** Dataset rows **
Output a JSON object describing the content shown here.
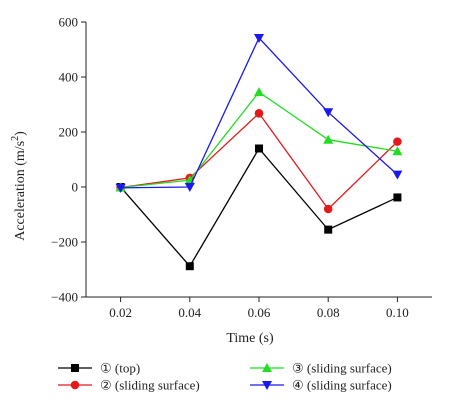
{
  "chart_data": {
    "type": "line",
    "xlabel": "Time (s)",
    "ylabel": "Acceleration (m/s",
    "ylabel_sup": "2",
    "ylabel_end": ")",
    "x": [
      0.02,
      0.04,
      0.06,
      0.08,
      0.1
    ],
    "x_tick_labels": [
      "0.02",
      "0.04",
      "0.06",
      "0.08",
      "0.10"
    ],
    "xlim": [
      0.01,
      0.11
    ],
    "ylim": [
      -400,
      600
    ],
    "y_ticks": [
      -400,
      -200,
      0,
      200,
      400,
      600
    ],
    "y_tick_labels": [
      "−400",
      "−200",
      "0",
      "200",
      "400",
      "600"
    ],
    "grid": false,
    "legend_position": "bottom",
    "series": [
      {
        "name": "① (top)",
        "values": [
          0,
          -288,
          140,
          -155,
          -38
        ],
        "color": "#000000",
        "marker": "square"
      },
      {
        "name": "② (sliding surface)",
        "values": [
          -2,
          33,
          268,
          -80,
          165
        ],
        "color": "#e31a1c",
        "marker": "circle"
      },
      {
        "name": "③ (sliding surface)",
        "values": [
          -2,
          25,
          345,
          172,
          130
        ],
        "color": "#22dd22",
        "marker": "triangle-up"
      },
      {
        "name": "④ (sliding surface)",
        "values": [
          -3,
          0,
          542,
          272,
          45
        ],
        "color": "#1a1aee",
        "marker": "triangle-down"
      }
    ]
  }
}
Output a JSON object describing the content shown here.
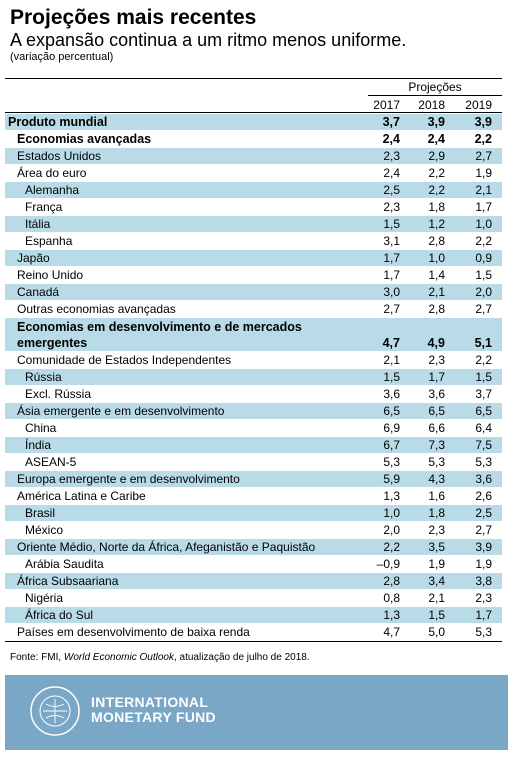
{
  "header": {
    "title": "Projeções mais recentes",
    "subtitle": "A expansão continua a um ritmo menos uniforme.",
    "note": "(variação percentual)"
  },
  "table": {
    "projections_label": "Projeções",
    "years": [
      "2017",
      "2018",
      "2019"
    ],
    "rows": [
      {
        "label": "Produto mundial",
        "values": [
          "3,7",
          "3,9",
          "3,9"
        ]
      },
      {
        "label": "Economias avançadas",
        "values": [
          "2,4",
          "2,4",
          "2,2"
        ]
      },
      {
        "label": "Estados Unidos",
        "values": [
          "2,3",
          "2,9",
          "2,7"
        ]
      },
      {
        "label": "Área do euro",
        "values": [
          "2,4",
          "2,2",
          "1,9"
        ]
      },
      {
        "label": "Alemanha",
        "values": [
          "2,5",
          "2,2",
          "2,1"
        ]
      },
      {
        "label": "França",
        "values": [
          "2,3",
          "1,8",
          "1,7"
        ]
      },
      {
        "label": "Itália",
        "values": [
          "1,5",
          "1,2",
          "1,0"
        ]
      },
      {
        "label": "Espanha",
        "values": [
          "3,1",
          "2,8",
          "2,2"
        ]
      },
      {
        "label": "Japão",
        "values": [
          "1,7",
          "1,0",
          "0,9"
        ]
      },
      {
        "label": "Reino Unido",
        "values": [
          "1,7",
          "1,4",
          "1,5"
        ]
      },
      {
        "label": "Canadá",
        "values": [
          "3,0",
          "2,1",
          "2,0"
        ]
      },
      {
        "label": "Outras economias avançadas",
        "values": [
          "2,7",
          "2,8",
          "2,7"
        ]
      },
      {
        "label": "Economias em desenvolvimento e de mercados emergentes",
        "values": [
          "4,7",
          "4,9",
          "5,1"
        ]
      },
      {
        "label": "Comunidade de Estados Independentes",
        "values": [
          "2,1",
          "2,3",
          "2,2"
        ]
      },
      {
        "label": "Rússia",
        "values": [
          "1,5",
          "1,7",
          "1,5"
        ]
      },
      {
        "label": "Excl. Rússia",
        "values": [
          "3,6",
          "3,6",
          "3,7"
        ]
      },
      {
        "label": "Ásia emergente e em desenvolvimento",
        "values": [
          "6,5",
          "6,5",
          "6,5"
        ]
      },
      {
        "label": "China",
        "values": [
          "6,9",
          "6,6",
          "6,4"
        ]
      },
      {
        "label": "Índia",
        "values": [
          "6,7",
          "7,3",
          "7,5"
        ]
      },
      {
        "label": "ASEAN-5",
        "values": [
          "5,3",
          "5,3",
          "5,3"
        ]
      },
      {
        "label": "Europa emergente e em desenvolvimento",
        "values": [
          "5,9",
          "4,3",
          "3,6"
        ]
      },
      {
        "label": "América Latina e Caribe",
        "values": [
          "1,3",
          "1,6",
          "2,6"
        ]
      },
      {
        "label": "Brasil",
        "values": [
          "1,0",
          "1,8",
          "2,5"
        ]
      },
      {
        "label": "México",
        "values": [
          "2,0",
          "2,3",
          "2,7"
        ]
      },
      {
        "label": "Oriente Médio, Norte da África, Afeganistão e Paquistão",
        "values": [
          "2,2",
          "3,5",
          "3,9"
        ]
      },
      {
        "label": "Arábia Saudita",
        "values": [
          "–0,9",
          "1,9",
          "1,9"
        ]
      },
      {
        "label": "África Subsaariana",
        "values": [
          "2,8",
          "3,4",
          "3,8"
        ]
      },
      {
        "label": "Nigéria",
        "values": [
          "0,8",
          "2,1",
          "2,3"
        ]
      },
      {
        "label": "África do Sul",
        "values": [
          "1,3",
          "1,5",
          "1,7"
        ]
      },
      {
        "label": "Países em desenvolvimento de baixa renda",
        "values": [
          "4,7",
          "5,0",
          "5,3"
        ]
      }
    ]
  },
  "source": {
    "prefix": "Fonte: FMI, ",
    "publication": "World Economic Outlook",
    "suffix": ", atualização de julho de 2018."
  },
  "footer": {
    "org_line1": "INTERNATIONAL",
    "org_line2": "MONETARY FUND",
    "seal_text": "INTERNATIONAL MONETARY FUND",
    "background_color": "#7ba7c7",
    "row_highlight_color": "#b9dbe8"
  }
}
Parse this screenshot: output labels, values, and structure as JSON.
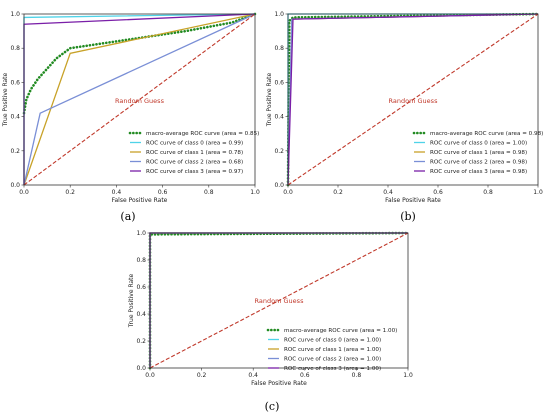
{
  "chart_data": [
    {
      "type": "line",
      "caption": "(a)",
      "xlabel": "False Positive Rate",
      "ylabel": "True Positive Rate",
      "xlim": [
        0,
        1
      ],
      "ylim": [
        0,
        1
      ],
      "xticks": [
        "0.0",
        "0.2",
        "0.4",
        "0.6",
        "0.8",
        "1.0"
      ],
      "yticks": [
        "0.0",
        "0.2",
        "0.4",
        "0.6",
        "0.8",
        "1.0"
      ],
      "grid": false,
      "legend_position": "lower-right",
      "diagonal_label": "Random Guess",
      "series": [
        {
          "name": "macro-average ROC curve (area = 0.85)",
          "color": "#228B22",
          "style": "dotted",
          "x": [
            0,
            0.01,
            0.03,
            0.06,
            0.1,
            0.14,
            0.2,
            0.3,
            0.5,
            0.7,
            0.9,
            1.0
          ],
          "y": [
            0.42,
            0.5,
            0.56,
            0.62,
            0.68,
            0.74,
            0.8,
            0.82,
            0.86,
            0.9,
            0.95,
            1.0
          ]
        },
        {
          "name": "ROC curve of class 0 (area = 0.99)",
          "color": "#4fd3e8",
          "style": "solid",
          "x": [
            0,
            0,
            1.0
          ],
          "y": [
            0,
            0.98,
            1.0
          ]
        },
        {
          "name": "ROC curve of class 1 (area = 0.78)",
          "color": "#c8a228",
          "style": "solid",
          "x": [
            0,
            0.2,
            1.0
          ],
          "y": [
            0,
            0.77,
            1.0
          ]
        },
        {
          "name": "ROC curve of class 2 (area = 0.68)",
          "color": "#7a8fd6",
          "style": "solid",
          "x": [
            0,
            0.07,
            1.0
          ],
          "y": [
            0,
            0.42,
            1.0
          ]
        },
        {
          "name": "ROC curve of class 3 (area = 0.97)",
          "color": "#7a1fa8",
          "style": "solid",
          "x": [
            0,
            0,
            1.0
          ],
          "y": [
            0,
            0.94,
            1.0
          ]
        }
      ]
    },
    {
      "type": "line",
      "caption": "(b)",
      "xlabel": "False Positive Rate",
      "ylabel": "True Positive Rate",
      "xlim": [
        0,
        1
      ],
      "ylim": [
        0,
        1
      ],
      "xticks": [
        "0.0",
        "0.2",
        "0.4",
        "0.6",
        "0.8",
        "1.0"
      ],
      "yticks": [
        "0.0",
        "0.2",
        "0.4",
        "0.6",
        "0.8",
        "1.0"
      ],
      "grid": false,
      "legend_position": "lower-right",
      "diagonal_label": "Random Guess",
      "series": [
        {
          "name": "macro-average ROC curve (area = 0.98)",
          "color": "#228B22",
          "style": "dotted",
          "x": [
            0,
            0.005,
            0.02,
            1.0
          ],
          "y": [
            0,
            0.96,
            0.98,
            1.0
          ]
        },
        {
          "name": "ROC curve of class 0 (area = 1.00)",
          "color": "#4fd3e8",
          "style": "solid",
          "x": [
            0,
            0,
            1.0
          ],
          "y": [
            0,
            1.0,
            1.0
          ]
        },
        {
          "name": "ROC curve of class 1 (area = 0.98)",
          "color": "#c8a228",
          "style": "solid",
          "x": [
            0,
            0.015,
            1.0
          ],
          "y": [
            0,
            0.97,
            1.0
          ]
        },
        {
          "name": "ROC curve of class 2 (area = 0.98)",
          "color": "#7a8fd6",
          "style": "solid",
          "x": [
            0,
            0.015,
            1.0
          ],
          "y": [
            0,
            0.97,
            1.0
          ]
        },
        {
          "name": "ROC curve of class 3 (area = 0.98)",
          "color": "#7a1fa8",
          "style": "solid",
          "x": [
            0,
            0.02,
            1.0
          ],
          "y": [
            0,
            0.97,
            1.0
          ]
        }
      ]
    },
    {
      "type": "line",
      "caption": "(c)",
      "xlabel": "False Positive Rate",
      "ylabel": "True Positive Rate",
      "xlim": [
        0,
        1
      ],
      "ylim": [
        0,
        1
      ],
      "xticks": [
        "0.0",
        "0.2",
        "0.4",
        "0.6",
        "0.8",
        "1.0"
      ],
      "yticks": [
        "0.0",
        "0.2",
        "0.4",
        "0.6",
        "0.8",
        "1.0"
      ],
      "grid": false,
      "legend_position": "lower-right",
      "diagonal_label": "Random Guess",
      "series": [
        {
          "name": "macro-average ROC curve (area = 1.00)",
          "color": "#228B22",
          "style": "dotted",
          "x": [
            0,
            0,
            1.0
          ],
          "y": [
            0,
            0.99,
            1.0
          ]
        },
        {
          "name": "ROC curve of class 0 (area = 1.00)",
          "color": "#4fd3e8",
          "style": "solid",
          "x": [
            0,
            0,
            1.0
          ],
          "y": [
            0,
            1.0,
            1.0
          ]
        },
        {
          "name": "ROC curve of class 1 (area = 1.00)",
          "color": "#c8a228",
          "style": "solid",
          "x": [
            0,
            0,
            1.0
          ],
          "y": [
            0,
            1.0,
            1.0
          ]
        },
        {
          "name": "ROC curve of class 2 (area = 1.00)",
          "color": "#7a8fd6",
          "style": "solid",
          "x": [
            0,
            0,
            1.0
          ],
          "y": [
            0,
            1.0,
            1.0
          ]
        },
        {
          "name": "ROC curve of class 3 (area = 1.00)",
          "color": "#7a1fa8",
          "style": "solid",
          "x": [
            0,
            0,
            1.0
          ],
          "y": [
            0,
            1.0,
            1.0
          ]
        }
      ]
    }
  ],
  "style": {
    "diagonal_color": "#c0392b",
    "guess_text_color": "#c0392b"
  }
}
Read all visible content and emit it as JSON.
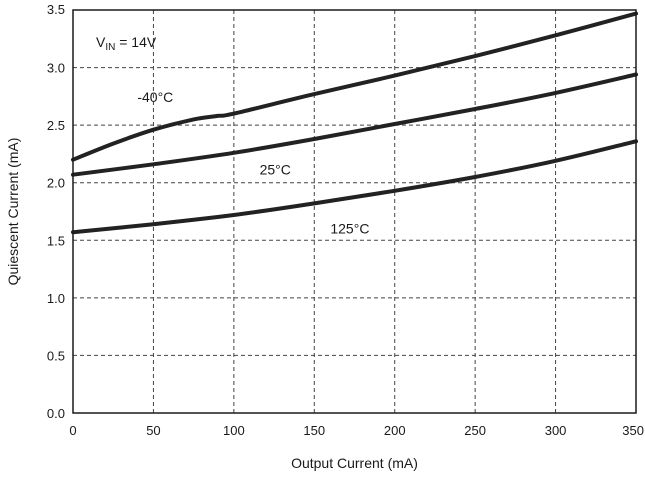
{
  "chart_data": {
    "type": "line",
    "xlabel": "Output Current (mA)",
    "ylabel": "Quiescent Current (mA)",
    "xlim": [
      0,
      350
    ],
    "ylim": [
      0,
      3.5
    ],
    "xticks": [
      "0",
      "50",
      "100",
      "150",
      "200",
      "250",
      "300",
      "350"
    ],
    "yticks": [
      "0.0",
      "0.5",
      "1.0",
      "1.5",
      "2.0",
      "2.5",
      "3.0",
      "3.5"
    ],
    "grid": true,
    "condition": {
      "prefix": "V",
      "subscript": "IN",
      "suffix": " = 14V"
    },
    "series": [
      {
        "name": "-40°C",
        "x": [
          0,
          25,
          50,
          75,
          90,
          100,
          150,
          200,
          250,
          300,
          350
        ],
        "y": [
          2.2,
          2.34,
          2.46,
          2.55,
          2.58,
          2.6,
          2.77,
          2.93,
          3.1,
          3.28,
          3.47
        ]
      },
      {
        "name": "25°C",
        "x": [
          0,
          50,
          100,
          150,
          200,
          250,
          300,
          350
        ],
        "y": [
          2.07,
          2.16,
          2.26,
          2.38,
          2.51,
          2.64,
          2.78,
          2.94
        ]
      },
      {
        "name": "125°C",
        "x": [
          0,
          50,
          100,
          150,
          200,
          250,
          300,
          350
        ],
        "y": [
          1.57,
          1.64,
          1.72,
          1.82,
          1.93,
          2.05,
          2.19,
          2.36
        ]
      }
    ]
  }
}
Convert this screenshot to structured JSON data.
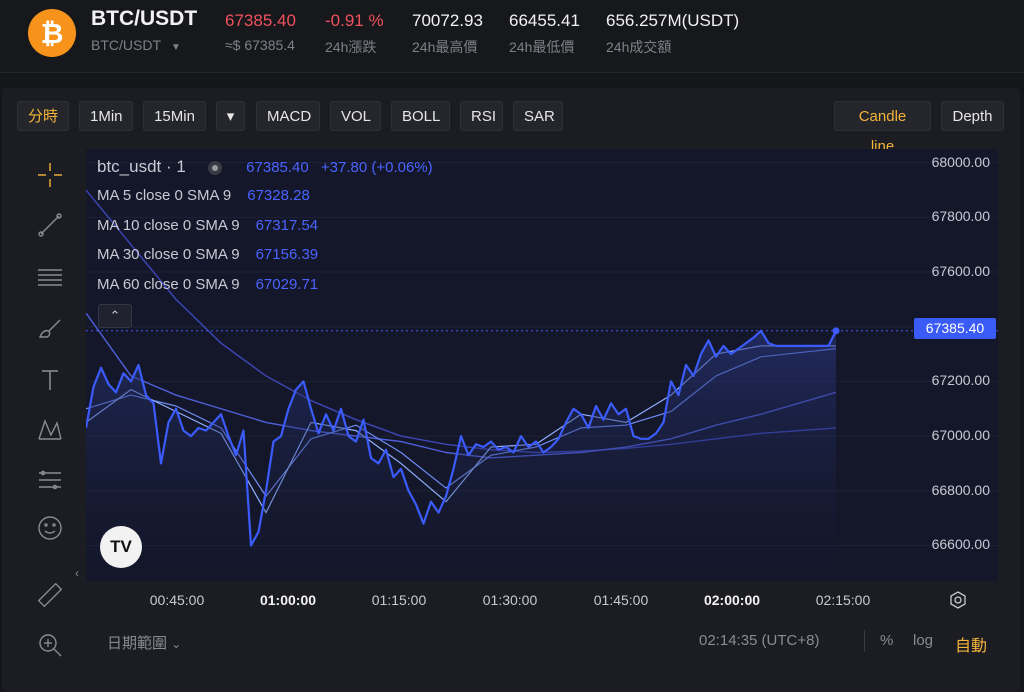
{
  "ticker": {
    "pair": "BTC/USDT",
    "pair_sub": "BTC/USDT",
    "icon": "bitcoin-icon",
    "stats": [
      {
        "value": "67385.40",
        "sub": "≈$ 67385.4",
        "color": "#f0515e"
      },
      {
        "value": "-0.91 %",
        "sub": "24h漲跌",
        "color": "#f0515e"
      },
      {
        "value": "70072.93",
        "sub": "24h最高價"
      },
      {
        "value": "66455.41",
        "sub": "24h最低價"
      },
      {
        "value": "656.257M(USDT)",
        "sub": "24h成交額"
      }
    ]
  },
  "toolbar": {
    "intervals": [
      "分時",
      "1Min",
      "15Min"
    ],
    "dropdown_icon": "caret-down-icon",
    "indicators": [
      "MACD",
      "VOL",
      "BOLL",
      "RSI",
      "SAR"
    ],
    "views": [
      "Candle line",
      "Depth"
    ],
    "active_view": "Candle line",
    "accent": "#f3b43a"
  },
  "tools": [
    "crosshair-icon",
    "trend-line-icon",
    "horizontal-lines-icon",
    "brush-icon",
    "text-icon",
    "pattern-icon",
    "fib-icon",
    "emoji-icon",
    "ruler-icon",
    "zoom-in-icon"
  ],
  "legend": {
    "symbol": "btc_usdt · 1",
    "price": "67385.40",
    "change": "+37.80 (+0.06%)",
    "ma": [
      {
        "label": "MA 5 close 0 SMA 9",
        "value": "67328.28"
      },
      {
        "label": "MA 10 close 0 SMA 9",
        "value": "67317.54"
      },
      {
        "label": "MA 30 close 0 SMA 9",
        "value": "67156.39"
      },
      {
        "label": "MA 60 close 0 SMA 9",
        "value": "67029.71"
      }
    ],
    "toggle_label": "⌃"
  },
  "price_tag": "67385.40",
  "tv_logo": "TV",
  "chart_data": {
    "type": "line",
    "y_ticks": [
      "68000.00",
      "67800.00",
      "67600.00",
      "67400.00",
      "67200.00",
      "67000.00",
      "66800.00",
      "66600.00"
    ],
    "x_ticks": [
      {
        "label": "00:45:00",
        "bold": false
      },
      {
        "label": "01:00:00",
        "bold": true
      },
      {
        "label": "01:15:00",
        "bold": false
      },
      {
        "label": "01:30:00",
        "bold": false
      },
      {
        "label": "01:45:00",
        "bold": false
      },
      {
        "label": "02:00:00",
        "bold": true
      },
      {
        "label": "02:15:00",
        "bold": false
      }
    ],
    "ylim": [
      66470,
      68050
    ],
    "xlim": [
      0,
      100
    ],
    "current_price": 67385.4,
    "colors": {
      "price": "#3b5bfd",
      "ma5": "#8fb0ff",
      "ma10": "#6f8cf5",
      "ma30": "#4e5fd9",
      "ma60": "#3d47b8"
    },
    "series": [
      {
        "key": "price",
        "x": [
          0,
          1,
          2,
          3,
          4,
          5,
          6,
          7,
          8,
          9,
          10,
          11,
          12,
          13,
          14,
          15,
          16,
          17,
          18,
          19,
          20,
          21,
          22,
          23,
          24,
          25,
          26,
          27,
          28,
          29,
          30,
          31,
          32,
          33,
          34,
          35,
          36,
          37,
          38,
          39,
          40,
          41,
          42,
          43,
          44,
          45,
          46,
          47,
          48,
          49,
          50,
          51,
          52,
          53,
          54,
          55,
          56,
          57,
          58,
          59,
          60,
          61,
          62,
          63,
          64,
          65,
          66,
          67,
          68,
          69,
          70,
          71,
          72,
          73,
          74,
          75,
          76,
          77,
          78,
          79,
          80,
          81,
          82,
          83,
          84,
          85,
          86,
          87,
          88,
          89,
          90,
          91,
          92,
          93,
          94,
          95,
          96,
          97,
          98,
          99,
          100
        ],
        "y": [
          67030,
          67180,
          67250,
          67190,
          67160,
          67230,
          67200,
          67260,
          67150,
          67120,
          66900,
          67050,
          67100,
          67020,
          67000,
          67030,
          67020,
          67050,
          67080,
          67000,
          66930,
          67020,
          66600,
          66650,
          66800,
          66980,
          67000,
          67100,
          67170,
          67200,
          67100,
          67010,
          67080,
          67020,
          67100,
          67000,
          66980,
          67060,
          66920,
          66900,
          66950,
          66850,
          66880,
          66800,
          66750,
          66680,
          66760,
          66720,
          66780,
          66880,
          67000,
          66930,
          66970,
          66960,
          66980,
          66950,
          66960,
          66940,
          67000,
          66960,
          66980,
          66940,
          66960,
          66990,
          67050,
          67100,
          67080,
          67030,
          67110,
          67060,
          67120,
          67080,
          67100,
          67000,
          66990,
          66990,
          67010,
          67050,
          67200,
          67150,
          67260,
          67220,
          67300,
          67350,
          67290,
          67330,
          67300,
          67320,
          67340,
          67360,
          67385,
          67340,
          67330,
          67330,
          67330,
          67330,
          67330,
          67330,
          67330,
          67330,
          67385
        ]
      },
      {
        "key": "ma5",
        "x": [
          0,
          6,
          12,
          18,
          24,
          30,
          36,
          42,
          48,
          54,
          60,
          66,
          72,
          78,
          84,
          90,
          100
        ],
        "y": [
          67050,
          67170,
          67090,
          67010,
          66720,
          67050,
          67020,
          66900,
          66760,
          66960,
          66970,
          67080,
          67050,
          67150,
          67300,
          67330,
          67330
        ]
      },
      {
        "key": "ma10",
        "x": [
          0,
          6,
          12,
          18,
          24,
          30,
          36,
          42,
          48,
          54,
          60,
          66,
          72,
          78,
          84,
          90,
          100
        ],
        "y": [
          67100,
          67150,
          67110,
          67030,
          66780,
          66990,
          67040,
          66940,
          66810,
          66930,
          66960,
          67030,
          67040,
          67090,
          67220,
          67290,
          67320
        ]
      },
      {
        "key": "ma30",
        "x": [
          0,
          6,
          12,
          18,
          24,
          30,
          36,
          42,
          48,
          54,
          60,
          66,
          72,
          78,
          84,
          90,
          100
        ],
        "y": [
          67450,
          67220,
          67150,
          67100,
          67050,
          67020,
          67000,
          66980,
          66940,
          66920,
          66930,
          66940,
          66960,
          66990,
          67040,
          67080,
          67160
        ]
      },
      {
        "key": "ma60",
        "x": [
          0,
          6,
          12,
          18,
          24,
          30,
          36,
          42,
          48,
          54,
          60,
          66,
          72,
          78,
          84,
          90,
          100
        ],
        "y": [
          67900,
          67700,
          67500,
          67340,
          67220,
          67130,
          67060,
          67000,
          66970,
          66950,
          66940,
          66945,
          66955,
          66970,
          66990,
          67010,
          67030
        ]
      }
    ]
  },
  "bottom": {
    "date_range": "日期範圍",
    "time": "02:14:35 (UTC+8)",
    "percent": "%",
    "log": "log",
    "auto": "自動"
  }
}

** Task description **
Find every line holding the word "down"; give their count and nothing else.

** Answer to this exercise **
2